**What you should do**
Exactly reproduce the lines from the line containing "Decode this image" to the end of the data below, inclusive, and nothing else.

________________________

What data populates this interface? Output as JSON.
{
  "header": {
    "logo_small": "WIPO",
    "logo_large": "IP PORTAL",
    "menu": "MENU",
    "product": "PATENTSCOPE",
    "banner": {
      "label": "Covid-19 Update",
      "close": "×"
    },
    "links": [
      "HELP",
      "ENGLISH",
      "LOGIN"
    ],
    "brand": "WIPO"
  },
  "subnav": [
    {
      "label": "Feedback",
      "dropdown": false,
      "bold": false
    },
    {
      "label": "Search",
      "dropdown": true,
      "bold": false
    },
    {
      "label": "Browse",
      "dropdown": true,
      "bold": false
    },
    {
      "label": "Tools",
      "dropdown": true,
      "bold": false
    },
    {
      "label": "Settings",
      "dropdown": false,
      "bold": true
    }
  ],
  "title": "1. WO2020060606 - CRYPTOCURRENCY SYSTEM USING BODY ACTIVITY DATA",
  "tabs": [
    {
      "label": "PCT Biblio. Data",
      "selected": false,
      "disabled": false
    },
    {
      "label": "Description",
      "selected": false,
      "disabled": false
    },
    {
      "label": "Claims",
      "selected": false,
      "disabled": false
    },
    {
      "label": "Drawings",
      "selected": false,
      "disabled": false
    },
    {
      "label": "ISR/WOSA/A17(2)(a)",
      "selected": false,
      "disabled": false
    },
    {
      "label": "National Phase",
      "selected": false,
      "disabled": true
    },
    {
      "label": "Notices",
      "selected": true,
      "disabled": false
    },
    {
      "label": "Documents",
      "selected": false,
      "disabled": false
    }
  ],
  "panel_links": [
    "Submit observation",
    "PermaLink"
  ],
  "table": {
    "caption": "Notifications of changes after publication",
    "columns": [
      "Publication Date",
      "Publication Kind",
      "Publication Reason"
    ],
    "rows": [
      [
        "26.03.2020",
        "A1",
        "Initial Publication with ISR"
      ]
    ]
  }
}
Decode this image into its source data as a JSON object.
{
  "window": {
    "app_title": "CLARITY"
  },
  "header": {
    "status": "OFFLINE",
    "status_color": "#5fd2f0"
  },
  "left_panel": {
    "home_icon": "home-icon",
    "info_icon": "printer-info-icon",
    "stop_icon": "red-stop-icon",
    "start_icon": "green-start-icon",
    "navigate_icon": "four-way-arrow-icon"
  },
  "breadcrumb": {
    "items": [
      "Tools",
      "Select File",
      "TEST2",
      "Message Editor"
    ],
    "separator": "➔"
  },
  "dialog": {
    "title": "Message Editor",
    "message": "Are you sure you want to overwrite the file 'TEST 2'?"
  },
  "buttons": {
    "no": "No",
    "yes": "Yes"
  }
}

________________________

**Worked answer**
Decode this image into its source data as a JSON object.
{
  "window": {
    "app_title": "CLARITY"
  },
  "header": {
    "status": "OFFLINE",
    "status_color": "#5fd2f0"
  },
  "left_panel": {
    "home_icon": "home-icon",
    "info_icon": "printer-info-icon",
    "stop_icon": "red-stop-icon",
    "start_icon": "green-start-icon",
    "navigate_icon": "four-way-arrow-icon"
  },
  "breadcrumb": {
    "items": [
      "Tools",
      "Select File",
      "TEST2",
      "Message Editor"
    ],
    "separator": "➔"
  },
  "dialog": {
    "title": "Message Editor",
    "message": "Are you sure you want to overwrite the file 'TEST 2'?"
  },
  "buttons": {
    "no": "No",
    "yes": "Yes"
  }
}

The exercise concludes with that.